▸ **Aim**
Look for the string "series" and copy every line that has it.

Figure record listings:
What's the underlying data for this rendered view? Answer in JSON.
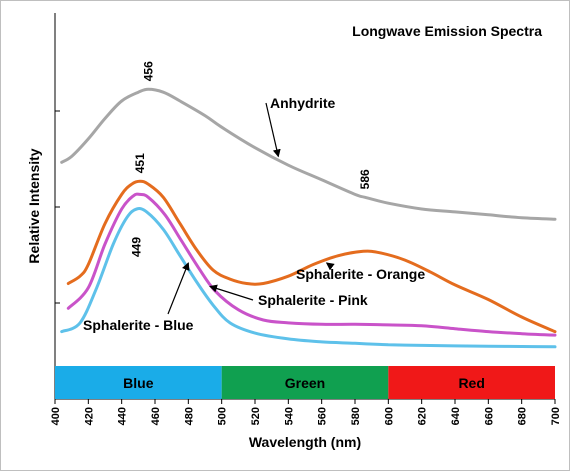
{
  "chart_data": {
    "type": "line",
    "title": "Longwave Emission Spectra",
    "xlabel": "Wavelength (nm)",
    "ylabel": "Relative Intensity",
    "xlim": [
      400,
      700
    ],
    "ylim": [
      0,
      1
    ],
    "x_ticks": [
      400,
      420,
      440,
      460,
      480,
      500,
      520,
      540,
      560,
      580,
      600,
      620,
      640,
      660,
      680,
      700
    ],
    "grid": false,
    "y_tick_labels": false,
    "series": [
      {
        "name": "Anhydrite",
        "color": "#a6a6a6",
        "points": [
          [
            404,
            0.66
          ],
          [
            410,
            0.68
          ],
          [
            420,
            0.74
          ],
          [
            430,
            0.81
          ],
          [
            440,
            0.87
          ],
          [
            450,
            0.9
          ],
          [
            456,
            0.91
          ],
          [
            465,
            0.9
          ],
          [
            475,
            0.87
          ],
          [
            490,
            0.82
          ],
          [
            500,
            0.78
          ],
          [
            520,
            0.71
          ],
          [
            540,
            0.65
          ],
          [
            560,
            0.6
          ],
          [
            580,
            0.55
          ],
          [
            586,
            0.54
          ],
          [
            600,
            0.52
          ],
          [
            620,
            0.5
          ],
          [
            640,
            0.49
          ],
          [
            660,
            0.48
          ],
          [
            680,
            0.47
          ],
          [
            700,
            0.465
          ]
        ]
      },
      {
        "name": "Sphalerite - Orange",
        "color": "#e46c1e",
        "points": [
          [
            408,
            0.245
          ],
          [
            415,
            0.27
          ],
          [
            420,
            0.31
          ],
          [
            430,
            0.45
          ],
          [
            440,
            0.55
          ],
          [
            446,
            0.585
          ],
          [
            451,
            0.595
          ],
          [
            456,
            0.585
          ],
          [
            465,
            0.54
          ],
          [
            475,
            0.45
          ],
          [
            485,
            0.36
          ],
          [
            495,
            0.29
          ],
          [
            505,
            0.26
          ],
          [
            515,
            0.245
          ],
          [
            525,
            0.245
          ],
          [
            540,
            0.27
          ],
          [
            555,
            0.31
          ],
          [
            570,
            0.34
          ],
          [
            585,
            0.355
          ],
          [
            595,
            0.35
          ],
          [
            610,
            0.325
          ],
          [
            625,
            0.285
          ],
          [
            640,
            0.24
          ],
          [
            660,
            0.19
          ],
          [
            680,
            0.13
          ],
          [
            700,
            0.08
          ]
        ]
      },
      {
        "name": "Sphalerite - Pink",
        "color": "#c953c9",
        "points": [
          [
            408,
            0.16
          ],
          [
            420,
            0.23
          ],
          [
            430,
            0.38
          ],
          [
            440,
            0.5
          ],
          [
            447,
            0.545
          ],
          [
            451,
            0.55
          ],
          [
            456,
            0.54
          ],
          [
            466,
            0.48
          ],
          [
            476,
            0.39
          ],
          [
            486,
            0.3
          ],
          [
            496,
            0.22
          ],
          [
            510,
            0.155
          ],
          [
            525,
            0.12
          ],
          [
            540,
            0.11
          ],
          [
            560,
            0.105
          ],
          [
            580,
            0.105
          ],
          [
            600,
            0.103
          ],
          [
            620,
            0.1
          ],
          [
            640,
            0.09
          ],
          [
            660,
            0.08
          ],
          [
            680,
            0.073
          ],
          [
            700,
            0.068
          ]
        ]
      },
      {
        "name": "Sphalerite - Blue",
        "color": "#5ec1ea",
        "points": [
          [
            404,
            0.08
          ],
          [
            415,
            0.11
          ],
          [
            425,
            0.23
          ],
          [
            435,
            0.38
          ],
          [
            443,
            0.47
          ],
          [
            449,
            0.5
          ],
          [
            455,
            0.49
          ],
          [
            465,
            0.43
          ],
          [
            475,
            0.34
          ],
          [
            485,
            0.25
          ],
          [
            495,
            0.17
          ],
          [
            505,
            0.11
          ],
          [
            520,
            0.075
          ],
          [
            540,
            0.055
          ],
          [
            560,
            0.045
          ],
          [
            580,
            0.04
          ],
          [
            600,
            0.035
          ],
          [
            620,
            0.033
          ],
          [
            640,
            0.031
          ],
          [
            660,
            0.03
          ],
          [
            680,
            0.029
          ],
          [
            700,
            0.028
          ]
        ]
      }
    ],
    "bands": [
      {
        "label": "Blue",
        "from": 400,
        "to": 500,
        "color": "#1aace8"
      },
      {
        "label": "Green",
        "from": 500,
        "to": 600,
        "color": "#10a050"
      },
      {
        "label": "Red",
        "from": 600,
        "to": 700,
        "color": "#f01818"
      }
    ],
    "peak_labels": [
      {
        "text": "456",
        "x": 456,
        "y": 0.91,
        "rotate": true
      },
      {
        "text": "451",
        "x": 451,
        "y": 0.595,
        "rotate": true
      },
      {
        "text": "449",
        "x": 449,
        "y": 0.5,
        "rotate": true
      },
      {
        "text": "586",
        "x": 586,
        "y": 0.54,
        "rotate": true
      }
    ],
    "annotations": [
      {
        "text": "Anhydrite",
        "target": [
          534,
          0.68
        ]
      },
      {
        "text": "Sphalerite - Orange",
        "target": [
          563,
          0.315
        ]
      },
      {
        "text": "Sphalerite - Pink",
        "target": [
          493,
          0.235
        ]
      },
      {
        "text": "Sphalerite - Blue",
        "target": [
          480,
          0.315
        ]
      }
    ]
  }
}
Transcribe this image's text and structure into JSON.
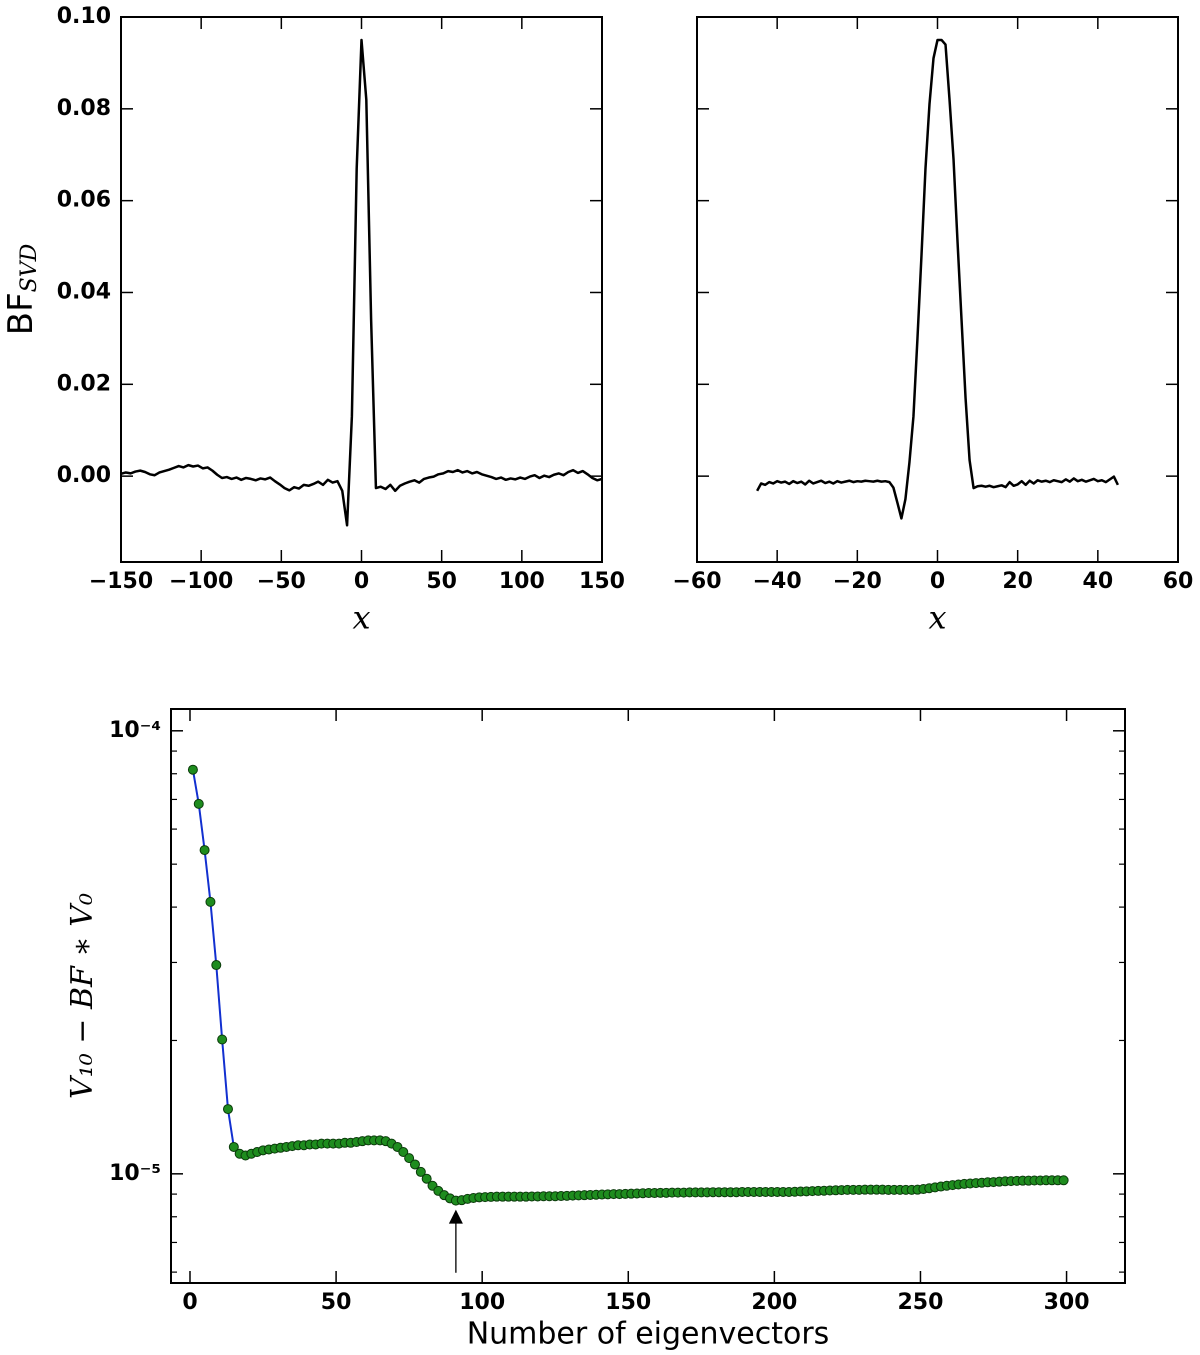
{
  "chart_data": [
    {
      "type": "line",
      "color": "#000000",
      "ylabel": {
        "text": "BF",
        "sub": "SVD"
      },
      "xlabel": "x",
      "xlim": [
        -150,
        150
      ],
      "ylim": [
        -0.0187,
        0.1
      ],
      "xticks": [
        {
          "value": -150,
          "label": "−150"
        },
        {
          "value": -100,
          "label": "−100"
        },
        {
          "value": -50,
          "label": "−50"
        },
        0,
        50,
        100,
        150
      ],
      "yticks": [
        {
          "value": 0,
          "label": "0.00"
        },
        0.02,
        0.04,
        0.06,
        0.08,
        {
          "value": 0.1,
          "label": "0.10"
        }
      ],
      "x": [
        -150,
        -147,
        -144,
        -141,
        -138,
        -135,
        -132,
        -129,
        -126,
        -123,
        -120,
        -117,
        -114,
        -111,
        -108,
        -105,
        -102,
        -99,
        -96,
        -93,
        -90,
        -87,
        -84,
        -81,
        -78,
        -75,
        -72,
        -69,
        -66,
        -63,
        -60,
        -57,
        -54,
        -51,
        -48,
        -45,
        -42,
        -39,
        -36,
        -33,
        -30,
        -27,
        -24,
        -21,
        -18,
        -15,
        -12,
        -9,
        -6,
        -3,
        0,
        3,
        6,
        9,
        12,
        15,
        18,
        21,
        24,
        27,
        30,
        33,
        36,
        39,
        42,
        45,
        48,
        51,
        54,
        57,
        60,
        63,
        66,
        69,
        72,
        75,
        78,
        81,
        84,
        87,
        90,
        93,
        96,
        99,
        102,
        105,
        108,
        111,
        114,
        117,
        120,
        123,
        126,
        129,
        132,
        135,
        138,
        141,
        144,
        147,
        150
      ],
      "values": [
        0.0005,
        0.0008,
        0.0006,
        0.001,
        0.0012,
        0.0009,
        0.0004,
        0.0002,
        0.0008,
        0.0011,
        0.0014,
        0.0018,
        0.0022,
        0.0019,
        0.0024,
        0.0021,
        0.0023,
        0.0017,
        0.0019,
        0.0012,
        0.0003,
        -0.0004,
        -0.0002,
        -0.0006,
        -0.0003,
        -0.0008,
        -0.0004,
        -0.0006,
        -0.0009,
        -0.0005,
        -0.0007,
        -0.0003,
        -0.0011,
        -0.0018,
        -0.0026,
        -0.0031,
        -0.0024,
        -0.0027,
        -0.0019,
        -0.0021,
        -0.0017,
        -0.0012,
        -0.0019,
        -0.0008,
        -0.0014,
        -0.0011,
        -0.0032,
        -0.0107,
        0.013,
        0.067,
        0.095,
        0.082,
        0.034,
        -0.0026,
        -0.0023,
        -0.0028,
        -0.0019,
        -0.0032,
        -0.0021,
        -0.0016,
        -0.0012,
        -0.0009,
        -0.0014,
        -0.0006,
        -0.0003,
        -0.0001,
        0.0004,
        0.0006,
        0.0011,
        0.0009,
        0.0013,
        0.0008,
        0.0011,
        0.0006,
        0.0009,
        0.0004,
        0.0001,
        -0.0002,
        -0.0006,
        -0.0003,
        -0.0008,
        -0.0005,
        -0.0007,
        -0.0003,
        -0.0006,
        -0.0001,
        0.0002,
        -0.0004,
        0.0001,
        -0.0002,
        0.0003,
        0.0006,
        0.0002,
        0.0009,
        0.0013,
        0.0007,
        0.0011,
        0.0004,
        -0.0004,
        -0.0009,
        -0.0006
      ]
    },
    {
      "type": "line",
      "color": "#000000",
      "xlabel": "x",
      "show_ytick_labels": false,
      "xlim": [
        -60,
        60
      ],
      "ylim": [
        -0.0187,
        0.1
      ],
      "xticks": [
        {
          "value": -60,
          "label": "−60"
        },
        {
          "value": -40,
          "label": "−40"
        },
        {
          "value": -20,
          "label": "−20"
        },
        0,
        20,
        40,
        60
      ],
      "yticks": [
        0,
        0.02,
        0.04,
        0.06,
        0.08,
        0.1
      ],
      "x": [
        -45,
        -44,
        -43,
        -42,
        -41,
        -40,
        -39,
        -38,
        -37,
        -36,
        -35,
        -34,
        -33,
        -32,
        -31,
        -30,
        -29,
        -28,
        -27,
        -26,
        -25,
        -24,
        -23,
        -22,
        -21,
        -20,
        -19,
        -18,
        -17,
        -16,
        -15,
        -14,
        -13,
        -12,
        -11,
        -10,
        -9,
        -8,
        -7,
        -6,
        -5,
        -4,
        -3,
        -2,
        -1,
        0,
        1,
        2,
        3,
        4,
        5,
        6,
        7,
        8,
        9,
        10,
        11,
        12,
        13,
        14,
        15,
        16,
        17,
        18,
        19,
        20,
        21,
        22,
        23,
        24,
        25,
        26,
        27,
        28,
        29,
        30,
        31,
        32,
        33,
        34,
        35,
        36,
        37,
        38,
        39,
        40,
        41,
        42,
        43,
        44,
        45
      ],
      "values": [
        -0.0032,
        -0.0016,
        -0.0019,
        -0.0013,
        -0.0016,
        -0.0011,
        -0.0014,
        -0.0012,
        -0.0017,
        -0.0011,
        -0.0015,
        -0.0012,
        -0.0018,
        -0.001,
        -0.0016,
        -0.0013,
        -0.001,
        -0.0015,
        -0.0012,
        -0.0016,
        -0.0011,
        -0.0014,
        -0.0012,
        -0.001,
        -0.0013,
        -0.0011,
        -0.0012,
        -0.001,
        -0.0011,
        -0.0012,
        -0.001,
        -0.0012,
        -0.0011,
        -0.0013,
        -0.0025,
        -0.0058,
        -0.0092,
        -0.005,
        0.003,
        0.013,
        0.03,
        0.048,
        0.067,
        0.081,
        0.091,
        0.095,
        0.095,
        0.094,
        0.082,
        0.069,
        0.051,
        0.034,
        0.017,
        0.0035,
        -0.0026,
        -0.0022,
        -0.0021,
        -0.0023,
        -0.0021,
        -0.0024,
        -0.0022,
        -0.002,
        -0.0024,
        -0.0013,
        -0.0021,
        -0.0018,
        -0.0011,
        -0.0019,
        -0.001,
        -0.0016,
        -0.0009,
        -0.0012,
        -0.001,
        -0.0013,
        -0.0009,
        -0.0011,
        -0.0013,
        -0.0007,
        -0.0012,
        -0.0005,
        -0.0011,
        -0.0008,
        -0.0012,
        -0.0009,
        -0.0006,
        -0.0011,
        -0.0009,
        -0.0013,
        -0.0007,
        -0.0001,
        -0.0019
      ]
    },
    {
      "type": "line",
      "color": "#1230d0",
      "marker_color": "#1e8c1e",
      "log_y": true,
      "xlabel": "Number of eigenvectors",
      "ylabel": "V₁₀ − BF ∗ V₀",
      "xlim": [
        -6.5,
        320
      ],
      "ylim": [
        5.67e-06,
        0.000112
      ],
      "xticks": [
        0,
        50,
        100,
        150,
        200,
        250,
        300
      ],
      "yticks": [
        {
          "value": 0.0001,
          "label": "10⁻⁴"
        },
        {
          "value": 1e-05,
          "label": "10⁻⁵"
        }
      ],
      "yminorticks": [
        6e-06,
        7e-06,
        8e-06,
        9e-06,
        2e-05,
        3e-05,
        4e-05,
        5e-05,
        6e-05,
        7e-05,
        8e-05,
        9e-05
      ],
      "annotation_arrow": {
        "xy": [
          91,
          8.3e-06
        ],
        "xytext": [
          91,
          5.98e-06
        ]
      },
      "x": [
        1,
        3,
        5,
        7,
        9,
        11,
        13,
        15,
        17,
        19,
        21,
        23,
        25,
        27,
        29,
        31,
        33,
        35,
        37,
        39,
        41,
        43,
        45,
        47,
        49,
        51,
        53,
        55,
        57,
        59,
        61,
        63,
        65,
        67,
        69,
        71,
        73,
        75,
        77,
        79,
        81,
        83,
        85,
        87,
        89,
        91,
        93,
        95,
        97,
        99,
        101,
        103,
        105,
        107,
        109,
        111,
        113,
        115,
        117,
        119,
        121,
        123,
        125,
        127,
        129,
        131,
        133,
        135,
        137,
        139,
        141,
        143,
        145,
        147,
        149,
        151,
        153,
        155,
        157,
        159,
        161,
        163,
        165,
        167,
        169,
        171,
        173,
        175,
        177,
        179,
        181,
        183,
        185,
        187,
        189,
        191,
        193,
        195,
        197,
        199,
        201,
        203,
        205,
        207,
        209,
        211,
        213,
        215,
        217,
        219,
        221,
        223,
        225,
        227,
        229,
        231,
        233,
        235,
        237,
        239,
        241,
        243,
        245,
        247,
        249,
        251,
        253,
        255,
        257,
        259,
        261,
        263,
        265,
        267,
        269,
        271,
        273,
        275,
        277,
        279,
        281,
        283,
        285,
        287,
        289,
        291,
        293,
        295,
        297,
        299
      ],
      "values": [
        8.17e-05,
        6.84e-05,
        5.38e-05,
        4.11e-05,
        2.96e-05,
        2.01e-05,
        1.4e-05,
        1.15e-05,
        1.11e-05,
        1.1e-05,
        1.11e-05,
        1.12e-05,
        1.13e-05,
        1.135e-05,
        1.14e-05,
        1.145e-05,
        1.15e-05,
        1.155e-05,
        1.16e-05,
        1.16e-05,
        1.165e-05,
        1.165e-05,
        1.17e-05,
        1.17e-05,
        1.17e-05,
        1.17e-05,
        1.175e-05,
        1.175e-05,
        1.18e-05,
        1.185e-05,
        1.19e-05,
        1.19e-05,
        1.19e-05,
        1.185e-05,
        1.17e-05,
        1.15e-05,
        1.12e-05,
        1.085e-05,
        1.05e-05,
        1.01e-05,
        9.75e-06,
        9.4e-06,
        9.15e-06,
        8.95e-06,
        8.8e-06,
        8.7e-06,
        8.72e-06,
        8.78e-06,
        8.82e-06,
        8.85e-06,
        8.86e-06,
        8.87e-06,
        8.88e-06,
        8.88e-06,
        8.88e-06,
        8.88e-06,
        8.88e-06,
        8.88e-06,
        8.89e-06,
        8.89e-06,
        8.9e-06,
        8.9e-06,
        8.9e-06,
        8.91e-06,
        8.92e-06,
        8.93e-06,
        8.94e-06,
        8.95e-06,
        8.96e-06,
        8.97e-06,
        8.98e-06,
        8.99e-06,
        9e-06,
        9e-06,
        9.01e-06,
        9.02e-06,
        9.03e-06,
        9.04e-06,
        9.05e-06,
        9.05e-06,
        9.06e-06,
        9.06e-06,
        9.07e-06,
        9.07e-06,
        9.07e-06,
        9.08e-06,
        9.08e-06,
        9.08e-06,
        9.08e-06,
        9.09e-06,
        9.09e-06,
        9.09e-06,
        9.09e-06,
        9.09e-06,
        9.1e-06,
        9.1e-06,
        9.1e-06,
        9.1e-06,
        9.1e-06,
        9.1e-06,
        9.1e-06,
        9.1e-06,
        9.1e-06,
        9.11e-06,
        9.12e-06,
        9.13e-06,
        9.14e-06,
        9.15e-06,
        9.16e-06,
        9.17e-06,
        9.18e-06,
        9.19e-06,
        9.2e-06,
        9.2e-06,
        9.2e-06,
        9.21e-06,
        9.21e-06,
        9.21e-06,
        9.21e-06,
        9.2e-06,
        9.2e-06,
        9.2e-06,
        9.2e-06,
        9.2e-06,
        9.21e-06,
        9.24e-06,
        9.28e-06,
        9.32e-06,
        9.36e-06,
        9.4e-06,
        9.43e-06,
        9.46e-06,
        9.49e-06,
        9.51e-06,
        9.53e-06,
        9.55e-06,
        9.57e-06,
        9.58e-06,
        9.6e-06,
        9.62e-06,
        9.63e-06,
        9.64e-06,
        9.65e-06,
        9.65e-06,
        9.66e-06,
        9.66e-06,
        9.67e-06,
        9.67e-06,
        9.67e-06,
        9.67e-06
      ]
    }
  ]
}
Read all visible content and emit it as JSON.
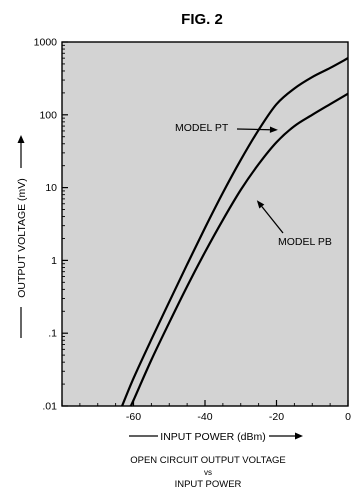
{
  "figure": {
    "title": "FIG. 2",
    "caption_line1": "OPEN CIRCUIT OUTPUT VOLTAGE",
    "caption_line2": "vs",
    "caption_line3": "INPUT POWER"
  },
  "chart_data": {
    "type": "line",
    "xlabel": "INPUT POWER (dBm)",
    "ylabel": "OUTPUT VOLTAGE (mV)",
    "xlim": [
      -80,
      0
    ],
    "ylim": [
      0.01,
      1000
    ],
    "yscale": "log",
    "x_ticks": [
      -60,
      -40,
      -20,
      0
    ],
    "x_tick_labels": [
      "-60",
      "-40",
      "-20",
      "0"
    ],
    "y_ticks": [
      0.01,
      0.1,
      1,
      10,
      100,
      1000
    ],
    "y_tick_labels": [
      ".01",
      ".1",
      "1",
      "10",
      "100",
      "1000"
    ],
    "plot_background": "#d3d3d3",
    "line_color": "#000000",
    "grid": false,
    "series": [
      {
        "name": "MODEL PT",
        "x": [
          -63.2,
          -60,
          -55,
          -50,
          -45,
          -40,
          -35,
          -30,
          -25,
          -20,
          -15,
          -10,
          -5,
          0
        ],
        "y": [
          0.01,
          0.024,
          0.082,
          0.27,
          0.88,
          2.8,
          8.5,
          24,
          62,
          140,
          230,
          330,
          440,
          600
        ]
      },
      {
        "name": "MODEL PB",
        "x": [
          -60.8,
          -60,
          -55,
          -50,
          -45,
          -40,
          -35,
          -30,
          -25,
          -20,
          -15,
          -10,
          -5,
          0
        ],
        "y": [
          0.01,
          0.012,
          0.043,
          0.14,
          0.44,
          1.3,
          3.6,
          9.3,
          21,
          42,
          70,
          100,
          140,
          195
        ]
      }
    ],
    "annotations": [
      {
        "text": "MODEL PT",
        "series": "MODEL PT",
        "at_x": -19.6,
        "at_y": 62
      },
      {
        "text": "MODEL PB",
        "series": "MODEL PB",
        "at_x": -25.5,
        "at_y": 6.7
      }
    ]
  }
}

▸ **Output below**
    "series": [
    "series": [
        "series": "MODEL PT",
        "series": "MODEL PB",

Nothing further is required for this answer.